=== Problem details ===
Lift every line from the entries that includes the word "Female".

★ ★ ★ ★ ★

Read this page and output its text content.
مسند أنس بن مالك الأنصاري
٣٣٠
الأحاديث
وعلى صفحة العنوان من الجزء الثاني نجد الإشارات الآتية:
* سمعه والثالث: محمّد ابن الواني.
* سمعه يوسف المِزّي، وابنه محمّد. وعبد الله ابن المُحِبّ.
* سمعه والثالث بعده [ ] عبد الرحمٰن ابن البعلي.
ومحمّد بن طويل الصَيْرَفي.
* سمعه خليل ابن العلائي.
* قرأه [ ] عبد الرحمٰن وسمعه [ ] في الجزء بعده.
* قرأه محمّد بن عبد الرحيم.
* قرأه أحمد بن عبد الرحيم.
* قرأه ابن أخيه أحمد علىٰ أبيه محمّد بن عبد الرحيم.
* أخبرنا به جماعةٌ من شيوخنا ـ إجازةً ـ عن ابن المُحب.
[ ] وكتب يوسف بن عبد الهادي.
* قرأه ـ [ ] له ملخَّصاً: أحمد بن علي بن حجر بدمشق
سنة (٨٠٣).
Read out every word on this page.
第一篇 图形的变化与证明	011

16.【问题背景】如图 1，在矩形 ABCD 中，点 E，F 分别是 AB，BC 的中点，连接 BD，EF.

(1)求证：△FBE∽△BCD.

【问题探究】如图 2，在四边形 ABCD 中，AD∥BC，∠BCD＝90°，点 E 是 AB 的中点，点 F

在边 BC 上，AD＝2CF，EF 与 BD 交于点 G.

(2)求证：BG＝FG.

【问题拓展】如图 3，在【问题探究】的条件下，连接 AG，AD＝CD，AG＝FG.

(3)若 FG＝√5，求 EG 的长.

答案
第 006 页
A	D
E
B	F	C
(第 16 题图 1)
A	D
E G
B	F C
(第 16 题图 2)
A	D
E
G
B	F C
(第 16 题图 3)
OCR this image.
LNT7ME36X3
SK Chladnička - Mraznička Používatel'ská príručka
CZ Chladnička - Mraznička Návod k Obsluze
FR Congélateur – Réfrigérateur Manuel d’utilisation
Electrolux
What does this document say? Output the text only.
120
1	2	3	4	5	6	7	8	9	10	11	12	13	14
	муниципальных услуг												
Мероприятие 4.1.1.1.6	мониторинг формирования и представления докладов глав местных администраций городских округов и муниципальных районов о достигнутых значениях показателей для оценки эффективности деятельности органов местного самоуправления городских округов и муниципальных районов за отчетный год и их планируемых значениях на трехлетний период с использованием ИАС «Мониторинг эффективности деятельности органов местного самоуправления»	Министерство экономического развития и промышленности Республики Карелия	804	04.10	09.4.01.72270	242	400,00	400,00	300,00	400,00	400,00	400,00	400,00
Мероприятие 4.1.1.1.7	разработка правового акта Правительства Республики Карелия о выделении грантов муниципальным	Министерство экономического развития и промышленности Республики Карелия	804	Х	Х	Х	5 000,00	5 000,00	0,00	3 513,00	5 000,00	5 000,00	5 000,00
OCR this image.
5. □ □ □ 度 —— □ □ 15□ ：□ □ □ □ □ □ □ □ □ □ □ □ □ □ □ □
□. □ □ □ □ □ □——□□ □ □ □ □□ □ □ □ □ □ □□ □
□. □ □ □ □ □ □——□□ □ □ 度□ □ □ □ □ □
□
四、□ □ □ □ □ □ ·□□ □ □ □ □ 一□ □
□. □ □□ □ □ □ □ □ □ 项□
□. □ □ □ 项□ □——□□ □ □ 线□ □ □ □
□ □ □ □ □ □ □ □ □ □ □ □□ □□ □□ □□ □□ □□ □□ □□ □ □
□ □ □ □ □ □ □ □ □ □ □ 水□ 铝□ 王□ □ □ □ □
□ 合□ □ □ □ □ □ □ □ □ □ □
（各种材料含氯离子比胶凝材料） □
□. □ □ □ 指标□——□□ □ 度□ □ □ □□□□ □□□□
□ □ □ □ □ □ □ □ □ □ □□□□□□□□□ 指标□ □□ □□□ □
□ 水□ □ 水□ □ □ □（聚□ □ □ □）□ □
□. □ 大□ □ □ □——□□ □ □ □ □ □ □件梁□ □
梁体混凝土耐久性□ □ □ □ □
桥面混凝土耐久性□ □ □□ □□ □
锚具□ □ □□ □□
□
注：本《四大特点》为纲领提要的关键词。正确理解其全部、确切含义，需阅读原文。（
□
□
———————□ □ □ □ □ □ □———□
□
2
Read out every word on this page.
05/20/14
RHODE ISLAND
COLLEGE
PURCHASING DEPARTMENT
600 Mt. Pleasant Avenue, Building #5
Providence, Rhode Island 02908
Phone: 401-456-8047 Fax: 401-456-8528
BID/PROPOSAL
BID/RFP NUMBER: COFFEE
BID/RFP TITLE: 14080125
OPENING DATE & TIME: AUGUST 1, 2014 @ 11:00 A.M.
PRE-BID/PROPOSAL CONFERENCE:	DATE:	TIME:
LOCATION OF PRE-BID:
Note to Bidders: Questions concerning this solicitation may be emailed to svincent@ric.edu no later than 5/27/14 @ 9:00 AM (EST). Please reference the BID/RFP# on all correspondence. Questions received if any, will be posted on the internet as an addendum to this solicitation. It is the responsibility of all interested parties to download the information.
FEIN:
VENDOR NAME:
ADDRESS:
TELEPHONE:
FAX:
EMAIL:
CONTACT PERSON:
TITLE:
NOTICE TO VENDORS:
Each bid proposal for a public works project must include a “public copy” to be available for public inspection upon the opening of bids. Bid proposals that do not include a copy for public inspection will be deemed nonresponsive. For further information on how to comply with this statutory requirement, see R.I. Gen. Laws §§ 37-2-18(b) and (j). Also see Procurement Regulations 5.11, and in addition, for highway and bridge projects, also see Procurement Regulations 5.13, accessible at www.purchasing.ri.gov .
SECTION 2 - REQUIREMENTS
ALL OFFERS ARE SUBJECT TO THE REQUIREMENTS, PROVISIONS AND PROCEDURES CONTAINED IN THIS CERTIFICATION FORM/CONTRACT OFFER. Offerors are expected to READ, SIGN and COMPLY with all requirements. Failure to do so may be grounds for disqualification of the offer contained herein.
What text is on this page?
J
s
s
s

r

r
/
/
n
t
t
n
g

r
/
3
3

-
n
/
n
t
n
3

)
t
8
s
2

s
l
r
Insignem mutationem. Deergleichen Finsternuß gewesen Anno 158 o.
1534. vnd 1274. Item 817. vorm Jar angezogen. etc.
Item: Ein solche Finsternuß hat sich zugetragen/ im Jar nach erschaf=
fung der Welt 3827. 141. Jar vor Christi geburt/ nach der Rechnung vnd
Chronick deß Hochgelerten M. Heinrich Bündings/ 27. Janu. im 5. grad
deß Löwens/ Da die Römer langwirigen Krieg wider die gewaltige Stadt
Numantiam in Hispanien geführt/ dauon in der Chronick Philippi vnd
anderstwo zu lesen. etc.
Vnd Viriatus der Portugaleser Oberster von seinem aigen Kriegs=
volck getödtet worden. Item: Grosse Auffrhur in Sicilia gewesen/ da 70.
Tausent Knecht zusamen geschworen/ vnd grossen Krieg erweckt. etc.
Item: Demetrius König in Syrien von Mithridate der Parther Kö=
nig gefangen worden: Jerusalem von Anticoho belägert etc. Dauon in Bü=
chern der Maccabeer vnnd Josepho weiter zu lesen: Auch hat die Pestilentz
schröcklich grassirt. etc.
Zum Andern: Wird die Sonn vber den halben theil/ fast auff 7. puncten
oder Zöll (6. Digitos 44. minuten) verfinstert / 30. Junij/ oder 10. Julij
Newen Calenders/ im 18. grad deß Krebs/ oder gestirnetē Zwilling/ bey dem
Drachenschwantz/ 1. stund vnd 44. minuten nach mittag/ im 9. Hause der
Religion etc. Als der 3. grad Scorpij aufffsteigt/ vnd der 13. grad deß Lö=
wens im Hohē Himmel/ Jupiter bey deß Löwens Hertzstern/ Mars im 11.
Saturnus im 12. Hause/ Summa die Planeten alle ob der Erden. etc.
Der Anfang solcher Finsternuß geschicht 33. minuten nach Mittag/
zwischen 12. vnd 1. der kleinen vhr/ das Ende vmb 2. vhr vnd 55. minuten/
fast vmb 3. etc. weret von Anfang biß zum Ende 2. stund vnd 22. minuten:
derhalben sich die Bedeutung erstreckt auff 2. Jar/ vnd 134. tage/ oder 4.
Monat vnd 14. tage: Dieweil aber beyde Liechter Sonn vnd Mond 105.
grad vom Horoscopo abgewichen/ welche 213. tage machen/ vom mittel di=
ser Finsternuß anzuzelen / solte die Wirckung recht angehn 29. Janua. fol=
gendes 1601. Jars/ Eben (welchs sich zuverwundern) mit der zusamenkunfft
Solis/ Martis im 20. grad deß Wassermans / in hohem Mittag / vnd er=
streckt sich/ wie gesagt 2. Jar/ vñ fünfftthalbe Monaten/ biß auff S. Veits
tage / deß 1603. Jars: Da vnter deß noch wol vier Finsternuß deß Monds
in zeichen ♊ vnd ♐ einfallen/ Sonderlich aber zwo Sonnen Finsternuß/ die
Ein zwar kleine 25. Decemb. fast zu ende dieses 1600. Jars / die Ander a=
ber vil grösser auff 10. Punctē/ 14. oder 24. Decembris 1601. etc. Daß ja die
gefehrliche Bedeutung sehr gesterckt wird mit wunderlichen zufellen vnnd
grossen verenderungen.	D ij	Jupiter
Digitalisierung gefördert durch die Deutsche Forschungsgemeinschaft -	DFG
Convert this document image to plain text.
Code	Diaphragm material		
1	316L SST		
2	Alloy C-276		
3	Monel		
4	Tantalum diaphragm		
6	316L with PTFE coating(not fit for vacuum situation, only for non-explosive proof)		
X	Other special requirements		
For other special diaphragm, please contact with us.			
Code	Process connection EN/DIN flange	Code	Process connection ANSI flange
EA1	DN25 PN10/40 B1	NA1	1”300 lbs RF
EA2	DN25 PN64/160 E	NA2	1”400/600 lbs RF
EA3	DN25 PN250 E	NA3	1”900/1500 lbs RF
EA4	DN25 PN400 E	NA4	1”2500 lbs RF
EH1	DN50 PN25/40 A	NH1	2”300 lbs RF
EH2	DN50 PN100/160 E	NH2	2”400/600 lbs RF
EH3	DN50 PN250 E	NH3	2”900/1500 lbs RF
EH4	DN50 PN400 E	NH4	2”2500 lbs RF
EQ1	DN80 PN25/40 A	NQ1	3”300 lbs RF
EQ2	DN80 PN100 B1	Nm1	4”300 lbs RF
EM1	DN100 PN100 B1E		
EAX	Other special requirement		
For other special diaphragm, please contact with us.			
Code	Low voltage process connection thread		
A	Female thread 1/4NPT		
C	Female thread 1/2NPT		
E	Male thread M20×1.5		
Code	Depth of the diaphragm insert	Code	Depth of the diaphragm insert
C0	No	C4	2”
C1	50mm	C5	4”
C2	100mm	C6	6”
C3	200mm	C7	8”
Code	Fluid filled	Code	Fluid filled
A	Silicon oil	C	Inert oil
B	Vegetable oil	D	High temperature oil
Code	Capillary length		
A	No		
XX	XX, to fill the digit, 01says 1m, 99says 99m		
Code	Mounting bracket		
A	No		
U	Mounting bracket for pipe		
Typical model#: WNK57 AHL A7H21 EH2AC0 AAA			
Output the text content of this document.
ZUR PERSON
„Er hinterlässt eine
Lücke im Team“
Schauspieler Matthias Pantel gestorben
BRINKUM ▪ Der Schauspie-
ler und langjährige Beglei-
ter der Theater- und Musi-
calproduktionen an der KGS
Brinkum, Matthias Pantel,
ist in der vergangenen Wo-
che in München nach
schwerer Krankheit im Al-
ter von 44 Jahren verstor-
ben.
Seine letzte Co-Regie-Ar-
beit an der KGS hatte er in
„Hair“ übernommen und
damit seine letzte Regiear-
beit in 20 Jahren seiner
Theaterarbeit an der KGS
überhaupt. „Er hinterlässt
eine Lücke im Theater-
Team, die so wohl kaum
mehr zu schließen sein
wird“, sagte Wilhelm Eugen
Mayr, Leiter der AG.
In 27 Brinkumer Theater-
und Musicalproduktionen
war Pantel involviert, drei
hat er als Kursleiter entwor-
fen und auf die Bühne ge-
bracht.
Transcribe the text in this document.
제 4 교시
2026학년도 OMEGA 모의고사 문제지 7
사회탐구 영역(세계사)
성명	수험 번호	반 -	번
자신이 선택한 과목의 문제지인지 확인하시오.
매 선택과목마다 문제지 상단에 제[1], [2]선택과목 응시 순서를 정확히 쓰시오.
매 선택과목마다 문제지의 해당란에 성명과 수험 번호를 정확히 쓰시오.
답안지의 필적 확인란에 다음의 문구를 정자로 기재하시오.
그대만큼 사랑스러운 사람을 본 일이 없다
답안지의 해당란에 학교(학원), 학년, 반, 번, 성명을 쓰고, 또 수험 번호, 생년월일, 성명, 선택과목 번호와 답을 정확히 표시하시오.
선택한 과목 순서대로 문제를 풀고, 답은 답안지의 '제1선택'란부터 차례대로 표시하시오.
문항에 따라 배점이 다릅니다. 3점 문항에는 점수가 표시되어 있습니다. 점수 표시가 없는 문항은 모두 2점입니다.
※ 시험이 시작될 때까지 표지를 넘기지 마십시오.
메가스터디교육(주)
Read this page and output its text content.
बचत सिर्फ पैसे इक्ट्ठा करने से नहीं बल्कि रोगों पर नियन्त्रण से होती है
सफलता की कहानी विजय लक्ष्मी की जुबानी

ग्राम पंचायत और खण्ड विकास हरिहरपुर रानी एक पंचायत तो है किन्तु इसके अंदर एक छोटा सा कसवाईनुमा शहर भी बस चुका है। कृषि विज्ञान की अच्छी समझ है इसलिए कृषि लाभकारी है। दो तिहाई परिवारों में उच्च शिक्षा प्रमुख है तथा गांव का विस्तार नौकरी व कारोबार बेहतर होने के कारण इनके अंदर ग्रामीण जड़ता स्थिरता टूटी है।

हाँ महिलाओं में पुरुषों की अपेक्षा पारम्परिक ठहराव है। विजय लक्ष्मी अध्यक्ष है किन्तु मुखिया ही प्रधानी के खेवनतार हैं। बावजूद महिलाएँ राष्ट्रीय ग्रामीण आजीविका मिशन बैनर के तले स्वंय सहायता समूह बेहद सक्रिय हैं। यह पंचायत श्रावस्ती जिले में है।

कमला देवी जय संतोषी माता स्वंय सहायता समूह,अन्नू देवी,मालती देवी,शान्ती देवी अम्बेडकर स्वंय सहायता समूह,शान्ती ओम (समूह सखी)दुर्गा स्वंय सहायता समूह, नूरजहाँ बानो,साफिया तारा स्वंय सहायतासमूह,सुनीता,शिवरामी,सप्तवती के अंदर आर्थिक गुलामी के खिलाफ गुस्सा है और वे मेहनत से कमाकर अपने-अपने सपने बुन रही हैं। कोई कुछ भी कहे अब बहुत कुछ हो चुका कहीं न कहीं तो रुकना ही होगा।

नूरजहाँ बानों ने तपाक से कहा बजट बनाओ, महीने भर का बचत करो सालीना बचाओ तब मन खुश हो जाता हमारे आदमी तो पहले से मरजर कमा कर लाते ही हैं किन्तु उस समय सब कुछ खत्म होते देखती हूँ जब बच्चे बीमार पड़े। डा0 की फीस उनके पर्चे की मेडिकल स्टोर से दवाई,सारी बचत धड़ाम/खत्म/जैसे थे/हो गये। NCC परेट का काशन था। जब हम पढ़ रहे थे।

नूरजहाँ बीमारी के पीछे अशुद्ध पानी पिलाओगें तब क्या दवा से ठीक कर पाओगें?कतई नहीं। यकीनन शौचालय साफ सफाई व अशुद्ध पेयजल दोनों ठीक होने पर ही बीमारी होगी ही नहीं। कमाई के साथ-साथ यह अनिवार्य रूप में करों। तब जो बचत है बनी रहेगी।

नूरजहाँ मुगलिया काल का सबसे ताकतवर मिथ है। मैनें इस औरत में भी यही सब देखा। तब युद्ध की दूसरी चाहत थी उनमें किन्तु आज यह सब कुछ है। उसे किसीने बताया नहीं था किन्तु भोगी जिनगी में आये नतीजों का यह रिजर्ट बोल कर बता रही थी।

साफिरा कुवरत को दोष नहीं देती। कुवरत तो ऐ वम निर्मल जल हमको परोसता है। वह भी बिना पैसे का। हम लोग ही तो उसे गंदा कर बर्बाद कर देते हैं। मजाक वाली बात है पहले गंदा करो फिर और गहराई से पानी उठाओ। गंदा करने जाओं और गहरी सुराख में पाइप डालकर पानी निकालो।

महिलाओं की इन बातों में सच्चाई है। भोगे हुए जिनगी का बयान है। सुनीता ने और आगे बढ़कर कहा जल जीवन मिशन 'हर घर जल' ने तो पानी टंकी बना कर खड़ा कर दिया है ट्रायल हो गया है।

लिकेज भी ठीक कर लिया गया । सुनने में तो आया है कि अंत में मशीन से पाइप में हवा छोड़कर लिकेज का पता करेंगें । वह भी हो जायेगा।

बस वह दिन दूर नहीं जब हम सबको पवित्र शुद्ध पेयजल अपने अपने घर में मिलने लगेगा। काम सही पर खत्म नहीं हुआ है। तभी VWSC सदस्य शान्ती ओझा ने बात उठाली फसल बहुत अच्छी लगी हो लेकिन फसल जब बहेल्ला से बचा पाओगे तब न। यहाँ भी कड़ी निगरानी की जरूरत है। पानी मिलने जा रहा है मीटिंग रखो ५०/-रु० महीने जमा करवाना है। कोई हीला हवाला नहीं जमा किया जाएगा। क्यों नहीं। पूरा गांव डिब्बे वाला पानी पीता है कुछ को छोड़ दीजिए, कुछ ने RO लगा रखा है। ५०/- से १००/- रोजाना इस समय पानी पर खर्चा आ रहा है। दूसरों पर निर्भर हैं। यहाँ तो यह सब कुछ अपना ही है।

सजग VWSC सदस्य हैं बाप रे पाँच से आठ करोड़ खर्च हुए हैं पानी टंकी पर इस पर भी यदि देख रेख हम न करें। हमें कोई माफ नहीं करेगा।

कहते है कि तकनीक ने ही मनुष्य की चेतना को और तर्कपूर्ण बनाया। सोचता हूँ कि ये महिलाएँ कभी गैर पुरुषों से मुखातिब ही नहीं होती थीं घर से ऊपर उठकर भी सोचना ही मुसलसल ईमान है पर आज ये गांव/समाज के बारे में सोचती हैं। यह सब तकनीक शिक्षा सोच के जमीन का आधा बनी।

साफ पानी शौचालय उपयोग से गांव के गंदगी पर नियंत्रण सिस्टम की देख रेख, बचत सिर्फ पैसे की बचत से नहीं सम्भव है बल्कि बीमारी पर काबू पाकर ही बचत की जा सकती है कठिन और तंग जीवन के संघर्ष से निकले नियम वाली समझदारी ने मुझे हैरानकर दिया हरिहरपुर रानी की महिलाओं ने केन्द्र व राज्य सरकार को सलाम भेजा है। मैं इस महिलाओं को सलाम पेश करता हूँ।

★ ★ ★ ★ ★

=== Task solution ===
A	Female thread 1/4NPT		
C	Female thread 1/2NPT		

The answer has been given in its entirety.